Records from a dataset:
************
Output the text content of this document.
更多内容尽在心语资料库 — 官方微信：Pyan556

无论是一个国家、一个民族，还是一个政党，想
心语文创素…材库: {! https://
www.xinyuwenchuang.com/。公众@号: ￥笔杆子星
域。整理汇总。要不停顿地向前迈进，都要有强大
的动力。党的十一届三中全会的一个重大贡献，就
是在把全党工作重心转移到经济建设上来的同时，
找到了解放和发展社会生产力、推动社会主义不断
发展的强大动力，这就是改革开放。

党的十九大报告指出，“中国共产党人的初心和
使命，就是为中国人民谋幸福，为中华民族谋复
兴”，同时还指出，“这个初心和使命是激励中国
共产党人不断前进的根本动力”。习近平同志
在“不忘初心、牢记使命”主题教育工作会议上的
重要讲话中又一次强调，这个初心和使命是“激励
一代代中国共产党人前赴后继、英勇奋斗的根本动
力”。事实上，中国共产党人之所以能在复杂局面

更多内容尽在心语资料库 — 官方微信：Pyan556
************
Problem requirements: The records above need to be transcribed in full. Keep every character unchanged.

Written response:
Output the text content of this document.
更多内容尽在心语资料库 — 官方微信：Pyan556

无论是一个国家、一个民族，还是一个政党，想
心语文创素…材库: {! https://
www.xinyuwenchuang.com/。公众@号: ￥笔杆子星
域。整理汇总。要不停顿地向前迈进，都要有强大
的动力。党的十一届三中全会的一个重大贡献，就
是在把全党工作重心转移到经济建设上来的同时，
找到了解放和发展社会生产力、推动社会主义不断
发展的强大动力，这就是改革开放。

党的十九大报告指出，“中国共产党人的初心和
使命，就是为中国人民谋幸福，为中华民族谋复
兴”，同时还指出，“这个初心和使命是激励中国
共产党人不断前进的根本动力”。习近平同志
在“不忘初心、牢记使命”主题教育工作会议上的
重要讲话中又一次强调，这个初心和使命是“激励
一代代中国共产党人前赴后继、英勇奋斗的根本动
力”。事实上，中国共产党人之所以能在复杂局面

更多内容尽在心语资料库 — 官方微信：Pyan556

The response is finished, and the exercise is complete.